_Short problem_
Every line of the records must be repeated exactly; pictures stay out.

_Record excerpts_
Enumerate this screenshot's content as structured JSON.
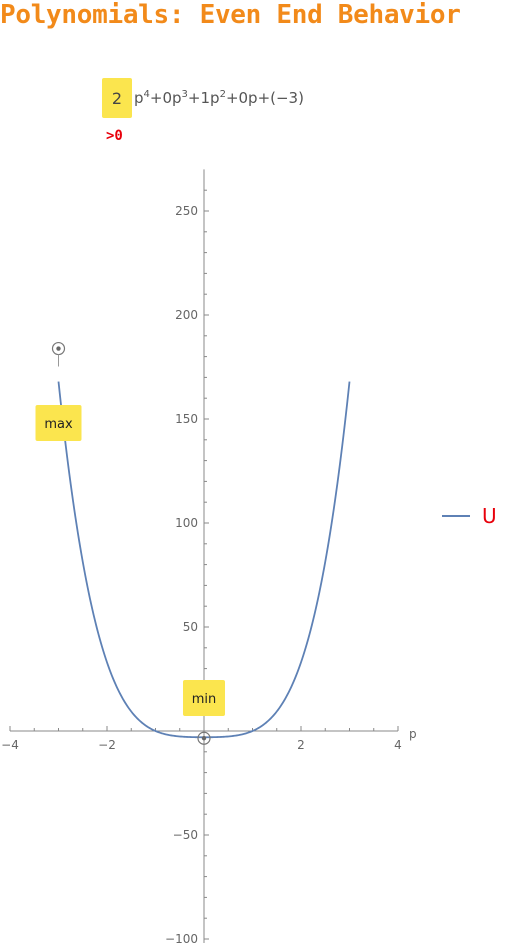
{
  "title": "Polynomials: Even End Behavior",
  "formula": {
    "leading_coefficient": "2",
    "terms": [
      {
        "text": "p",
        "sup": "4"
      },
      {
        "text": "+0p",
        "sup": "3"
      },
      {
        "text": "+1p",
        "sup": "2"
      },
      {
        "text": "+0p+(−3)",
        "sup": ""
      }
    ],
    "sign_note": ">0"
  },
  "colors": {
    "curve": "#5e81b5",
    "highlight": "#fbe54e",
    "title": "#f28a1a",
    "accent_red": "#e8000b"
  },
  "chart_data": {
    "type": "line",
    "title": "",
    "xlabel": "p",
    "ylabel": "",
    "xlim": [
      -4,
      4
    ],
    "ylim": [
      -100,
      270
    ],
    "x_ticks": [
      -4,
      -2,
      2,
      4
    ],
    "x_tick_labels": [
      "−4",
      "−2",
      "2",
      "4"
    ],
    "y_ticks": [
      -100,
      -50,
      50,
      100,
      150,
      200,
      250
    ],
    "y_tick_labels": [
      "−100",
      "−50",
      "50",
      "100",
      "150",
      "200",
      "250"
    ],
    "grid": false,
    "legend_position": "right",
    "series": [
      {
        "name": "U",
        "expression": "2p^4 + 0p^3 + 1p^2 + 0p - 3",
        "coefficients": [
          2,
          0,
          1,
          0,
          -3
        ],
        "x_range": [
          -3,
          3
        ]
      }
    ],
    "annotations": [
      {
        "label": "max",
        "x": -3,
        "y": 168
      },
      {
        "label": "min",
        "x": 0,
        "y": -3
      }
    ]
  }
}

_The reply_
Enumerate this screenshot's content as structured JSON.
{
  "title": "Polynomials: Even End Behavior",
  "formula": {
    "leading_coefficient": "2",
    "terms": [
      {
        "text": "p",
        "sup": "4"
      },
      {
        "text": "+0p",
        "sup": "3"
      },
      {
        "text": "+1p",
        "sup": "2"
      },
      {
        "text": "+0p+(−3)",
        "sup": ""
      }
    ],
    "sign_note": ">0"
  },
  "colors": {
    "curve": "#5e81b5",
    "highlight": "#fbe54e",
    "title": "#f28a1a",
    "accent_red": "#e8000b"
  },
  "chart_data": {
    "type": "line",
    "title": "",
    "xlabel": "p",
    "ylabel": "",
    "xlim": [
      -4,
      4
    ],
    "ylim": [
      -100,
      270
    ],
    "x_ticks": [
      -4,
      -2,
      2,
      4
    ],
    "x_tick_labels": [
      "−4",
      "−2",
      "2",
      "4"
    ],
    "y_ticks": [
      -100,
      -50,
      50,
      100,
      150,
      200,
      250
    ],
    "y_tick_labels": [
      "−100",
      "−50",
      "50",
      "100",
      "150",
      "200",
      "250"
    ],
    "grid": false,
    "legend_position": "right",
    "series": [
      {
        "name": "U",
        "expression": "2p^4 + 0p^3 + 1p^2 + 0p - 3",
        "coefficients": [
          2,
          0,
          1,
          0,
          -3
        ],
        "x_range": [
          -3,
          3
        ]
      }
    ],
    "annotations": [
      {
        "label": "max",
        "x": -3,
        "y": 168
      },
      {
        "label": "min",
        "x": 0,
        "y": -3
      }
    ]
  }
}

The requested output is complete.